TASK GOAL >> Repeat each line of the material exactly.

SUPPLIED RECORDS >>
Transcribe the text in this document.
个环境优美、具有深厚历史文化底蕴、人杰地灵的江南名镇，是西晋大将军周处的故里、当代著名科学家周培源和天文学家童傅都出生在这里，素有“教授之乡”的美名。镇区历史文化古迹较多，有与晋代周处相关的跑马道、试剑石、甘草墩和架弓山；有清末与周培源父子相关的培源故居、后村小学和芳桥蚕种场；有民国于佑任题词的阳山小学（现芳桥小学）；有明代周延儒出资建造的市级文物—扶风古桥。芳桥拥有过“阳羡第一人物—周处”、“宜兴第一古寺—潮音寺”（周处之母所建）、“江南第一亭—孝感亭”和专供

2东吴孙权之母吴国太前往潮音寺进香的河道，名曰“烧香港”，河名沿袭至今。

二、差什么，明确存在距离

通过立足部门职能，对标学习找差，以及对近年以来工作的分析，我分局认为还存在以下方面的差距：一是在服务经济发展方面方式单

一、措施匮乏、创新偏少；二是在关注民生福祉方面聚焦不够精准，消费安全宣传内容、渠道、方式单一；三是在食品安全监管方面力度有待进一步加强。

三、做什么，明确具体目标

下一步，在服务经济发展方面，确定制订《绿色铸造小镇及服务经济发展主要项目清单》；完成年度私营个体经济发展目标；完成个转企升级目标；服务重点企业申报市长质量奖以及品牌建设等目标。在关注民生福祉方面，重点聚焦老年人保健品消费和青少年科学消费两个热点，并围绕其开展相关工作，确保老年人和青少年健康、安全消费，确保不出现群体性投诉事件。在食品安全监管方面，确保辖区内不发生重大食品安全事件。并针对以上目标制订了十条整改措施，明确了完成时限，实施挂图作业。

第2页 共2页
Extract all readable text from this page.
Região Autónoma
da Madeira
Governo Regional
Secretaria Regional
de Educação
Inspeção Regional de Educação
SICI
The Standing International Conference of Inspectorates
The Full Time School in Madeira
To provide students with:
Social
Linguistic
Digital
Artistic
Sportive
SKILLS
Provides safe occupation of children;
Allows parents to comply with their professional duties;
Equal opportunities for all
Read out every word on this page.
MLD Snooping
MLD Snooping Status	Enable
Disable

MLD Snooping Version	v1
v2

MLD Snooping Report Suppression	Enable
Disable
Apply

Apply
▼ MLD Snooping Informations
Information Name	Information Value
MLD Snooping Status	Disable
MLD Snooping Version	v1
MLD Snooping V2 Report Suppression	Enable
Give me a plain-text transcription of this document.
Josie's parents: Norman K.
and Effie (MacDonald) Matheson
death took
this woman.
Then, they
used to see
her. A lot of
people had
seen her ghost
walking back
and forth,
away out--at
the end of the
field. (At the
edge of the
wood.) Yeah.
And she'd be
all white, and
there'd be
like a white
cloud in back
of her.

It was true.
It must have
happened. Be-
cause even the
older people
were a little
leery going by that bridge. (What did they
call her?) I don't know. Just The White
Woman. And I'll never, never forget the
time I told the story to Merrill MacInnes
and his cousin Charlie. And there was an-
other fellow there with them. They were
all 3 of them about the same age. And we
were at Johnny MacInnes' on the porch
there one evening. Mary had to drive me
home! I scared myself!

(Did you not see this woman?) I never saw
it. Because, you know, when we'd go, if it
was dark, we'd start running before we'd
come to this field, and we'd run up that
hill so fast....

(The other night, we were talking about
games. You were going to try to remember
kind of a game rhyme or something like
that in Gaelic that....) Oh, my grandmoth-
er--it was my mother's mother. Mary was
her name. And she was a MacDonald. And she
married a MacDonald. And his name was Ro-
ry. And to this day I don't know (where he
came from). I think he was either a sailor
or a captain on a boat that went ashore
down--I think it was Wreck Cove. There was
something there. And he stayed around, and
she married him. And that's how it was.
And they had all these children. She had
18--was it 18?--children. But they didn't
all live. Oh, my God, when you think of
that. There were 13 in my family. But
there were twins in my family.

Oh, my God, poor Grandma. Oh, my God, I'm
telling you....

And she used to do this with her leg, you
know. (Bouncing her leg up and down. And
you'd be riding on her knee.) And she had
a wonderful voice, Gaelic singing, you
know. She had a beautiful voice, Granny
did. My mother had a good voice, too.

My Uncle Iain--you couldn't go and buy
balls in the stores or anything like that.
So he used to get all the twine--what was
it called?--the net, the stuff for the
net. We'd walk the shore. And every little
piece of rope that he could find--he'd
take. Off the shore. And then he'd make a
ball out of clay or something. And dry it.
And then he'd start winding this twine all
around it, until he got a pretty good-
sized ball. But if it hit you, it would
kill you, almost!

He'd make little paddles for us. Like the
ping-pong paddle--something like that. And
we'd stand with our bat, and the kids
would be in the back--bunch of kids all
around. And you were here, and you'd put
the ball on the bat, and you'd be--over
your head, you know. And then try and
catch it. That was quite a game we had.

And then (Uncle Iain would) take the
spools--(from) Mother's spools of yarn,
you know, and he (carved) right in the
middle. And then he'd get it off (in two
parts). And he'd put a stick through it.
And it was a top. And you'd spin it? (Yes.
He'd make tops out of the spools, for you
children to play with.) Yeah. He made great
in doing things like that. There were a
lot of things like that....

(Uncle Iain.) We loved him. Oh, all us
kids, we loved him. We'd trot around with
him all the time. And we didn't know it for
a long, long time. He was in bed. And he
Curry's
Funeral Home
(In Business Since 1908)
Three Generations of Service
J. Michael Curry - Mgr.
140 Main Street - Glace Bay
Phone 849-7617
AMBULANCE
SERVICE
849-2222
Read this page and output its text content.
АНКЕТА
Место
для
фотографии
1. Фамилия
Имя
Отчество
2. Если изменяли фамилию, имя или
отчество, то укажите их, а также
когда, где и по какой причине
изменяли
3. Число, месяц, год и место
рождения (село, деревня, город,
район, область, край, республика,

TASK OUTPUT >>
Transcribe the text in this document.
个环境优美、具有深厚历史文化底蕴、人杰地灵的江南名镇，是西晋大将军周处的故里、当代著名科学家周培源和天文学家童傅都出生在这里，素有“教授之乡”的美名。镇区历史文化古迹较多，有与晋代周处相关的跑马道、试剑石、甘草墩和架弓山；有清末与周培源父子相关的培源故居、后村小学和芳桥蚕种场；有民国于佑任题词的阳山小学（现芳桥小学）；有明代周延儒出资建造的市级文物—扶风古桥。芳桥拥有过“阳羡第一人物—周处”、“宜兴第一古寺—潮音寺”（周处之母所建）、“江南第一亭—孝感亭”和专供

2东吴孙权之母吴国太前往潮音寺进香的河道，名曰“烧香港”，河名沿袭至今。

二、差什么，明确存在距离

通过立足部门职能，对标学习找差，以及对近年以来工作的分析，我分局认为还存在以下方面的差距：一是在服务经济发展方面方式单

一、措施匮乏、创新偏少；二是在关注民生福祉方面聚焦不够精准，消费安全宣传内容、渠道、方式单一；三是在食品安全监管方面力度有待进一步加强。

三、做什么，明确具体目标

下一步，在服务经济发展方面，确定制订《绿色铸造小镇及服务经济发展主要项目清单》；完成年度私营个体经济发展目标；完成个转企升级目标；服务重点企业申报市长质量奖以及品牌建设等目标。在关注民生福祉方面，重点聚焦老年人保健品消费和青少年科学消费两个热点，并围绕其开展相关工作，确保老年人和青少年健康、安全消费，确保不出现群体性投诉事件。在食品安全监管方面，确保辖区内不发生重大食品安全事件。并针对以上目标制订了十条整改措施，明确了完成时限，实施挂图作业。

第2页 共2页
Extract all readable text from this page.
Região Autónoma
da Madeira
Governo Regional
Secretaria Regional
de Educação
Inspeção Regional de Educação
SICI
The Standing International Conference of Inspectorates
The Full Time School in Madeira
To provide students with:
Social
Linguistic
Digital
Artistic
Sportive
SKILLS
Provides safe occupation of children;
Allows parents to comply with their professional duties;
Equal opportunities for all
Read out every word on this page.
MLD Snooping
MLD Snooping Status	Enable
Disable

MLD Snooping Version	v1
v2

MLD Snooping Report Suppression	Enable
Disable
Apply

Apply
▼ MLD Snooping Informations
Information Name	Information Value
MLD Snooping Status	Disable
MLD Snooping Version	v1
MLD Snooping V2 Report Suppression	Enable
Give me a plain-text transcription of this document.
Josie's parents: Norman K.
and Effie (MacDonald) Matheson
death took
this woman.
Then, they
used to see
her. A lot of
people had
seen her ghost
walking back
and forth,
away out--at
the end of the
field. (At the
edge of the
wood.) Yeah.
And she'd be
all white, and
there'd be
like a white
cloud in back
of her.

It was true.
It must have
happened. Be-
cause even the
older people
were a little
leery going by that bridge. (What did they
call her?) I don't know. Just The White
Woman. And I'll never, never forget the
time I told the story to Merrill MacInnes
and his cousin Charlie. And there was an-
other fellow there with them. They were
all 3 of them about the same age. And we
were at Johnny MacInnes' on the porch
there one evening. Mary had to drive me
home! I scared myself!

(Did you not see this woman?) I never saw
it. Because, you know, when we'd go, if it
was dark, we'd start running before we'd
come to this field, and we'd run up that
hill so fast....

(The other night, we were talking about
games. You were going to try to remember
kind of a game rhyme or something like
that in Gaelic that....) Oh, my grandmoth-
er--it was my mother's mother. Mary was
her name. And she was a MacDonald. And she
married a MacDonald. And his name was Ro-
ry. And to this day I don't know (where he
came from). I think he was either a sailor
or a captain on a boat that went ashore
down--I think it was Wreck Cove. There was
something there. And he stayed around, and
she married him. And that's how it was.
And they had all these children. She had
18--was it 18?--children. But they didn't
all live. Oh, my God, when you think of
that. There were 13 in my family. But
there were twins in my family.

Oh, my God, poor Grandma. Oh, my God, I'm
telling you....

And she used to do this with her leg, you
know. (Bouncing her leg up and down. And
you'd be riding on her knee.) And she had
a wonderful voice, Gaelic singing, you
know. She had a beautiful voice, Granny
did. My mother had a good voice, too.

My Uncle Iain--you couldn't go and buy
balls in the stores or anything like that.
So he used to get all the twine--what was
it called?--the net, the stuff for the
net. We'd walk the shore. And every little
piece of rope that he could find--he'd
take. Off the shore. And then he'd make a
ball out of clay or something. And dry it.
And then he'd start winding this twine all
around it, until he got a pretty good-
sized ball. But if it hit you, it would
kill you, almost!

He'd make little paddles for us. Like the
ping-pong paddle--something like that. And
we'd stand with our bat, and the kids
would be in the back--bunch of kids all
around. And you were here, and you'd put
the ball on the bat, and you'd be--over
your head, you know. And then try and
catch it. That was quite a game we had.

And then (Uncle Iain would) take the
spools--(from) Mother's spools of yarn,
you know, and he (carved) right in the
middle. And then he'd get it off (in two
parts). And he'd put a stick through it.
And it was a top. And you'd spin it? (Yes.
He'd make tops out of the spools, for you
children to play with.) Yeah. He made great
in doing things like that. There were a
lot of things like that....

(Uncle Iain.) We loved him. Oh, all us
kids, we loved him. We'd trot around with
him all the time. And we didn't know it for
a long, long time. He was in bed. And he
Curry's
Funeral Home
(In Business Since 1908)
Three Generations of Service
J. Michael Curry - Mgr.
140 Main Street - Glace Bay
Phone 849-7617
AMBULANCE
SERVICE
849-2222
Read this page and output its text content.
АНКЕТА
Место
для
фотографии
1. Фамилия
Имя
Отчество
2. Если изменяли фамилию, имя или
отчество, то укажите их, а также
когда, где и по какой причине
изменяли
3. Число, месяц, год и место
рождения (село, деревня, город,
район, область, край, республика,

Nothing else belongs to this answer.